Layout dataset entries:
——————————

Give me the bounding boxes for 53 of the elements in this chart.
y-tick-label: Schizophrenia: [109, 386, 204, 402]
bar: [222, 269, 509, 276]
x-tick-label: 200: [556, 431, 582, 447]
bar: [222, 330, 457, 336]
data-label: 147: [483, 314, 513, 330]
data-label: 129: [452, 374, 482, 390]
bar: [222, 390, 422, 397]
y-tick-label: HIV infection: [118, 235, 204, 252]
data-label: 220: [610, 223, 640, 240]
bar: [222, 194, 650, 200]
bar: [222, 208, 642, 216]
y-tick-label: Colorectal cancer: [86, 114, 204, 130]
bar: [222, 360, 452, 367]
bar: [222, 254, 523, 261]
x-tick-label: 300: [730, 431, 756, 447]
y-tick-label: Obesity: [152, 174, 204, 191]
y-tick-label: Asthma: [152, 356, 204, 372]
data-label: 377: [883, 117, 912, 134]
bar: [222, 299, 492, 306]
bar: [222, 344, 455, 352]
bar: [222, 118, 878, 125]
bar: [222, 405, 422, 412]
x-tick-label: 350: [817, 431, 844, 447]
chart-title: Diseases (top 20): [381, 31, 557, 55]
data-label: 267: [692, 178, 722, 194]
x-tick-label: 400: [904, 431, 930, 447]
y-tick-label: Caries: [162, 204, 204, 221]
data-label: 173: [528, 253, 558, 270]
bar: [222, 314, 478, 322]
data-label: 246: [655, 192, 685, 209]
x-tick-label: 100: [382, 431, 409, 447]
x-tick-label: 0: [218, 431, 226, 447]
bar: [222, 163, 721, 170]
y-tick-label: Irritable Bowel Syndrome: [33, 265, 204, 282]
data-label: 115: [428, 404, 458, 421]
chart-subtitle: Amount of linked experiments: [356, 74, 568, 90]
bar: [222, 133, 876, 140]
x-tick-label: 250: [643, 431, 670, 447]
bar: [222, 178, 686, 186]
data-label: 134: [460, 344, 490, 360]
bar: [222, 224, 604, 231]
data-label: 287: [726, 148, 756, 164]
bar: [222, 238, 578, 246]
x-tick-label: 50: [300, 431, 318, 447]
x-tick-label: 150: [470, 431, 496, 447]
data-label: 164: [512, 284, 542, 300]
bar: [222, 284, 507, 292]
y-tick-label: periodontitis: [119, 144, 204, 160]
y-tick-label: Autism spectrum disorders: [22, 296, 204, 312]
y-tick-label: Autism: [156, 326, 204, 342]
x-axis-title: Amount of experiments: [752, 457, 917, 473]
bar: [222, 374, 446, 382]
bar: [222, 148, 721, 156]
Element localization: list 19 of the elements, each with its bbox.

——————————

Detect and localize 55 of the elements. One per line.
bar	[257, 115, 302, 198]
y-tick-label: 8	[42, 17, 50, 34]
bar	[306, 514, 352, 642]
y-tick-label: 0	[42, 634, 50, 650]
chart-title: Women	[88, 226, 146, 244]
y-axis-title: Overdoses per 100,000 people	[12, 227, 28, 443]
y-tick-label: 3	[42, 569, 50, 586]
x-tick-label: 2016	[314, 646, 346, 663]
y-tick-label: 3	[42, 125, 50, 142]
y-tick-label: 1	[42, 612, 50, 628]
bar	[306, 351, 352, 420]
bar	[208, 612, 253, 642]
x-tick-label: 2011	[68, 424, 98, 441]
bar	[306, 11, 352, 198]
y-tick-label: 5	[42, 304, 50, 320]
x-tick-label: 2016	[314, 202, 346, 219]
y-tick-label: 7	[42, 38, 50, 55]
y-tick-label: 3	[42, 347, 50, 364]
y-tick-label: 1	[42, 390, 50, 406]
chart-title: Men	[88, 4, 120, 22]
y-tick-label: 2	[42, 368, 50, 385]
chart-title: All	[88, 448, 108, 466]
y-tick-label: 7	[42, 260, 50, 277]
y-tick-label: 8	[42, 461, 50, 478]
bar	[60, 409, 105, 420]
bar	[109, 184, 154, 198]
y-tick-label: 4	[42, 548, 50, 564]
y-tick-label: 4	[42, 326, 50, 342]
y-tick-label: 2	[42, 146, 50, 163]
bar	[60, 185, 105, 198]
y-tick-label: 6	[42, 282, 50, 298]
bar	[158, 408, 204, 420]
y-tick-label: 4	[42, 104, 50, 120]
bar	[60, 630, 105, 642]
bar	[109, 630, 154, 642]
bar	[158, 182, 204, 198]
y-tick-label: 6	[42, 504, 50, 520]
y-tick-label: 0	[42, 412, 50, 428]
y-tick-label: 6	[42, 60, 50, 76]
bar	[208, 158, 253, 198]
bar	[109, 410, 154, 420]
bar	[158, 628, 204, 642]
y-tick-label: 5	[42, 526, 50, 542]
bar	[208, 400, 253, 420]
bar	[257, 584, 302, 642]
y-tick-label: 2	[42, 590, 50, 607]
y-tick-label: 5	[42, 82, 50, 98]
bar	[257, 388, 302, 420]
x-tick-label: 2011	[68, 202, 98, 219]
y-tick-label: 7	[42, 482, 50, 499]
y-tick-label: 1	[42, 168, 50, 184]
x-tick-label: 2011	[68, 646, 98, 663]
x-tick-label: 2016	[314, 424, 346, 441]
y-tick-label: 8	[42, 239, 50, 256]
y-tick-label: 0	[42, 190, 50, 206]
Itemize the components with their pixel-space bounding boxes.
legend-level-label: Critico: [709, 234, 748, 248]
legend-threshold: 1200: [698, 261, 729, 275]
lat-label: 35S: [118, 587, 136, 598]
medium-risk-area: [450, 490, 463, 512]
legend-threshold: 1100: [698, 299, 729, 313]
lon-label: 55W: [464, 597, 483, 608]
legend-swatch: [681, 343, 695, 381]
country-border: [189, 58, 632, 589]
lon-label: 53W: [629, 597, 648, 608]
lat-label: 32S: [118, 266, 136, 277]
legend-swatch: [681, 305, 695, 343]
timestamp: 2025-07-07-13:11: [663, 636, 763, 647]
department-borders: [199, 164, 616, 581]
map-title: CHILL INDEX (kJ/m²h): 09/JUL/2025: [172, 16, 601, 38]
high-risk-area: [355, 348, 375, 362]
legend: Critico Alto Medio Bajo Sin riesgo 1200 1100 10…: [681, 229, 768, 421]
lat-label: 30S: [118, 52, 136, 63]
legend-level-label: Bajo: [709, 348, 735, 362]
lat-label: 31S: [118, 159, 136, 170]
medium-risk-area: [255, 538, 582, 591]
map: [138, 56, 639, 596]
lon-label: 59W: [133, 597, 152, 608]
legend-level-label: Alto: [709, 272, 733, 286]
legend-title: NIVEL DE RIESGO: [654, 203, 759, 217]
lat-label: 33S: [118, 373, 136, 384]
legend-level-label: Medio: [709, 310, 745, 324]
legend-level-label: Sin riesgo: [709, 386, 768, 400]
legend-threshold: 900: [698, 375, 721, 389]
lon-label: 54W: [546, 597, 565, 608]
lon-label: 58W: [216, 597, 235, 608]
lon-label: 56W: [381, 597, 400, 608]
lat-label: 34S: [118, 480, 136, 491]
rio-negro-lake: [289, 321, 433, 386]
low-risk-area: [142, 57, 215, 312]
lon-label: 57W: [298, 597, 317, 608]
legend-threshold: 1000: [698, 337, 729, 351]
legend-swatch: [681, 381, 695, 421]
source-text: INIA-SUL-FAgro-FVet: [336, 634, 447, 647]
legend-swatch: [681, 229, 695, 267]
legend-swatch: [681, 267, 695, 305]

——————————

▶ Task to carry out
Retype the listing lines exactly, beginning at the line that contains "Detect and localize" and stopping after the line that contains "612, 50, 628]".

▶ Answer to this problem
Detect and localize 55 of the elements. One per line.
bar	[257, 115, 302, 198]
y-tick-label: 8	[42, 17, 50, 34]
bar	[306, 514, 352, 642]
y-tick-label: 0	[42, 634, 50, 650]
chart-title: Women	[88, 226, 146, 244]
y-axis-title: Overdoses per 100,000 people	[12, 227, 28, 443]
y-tick-label: 3	[42, 569, 50, 586]
x-tick-label: 2016	[314, 646, 346, 663]
y-tick-label: 3	[42, 125, 50, 142]
y-tick-label: 1	[42, 612, 50, 628]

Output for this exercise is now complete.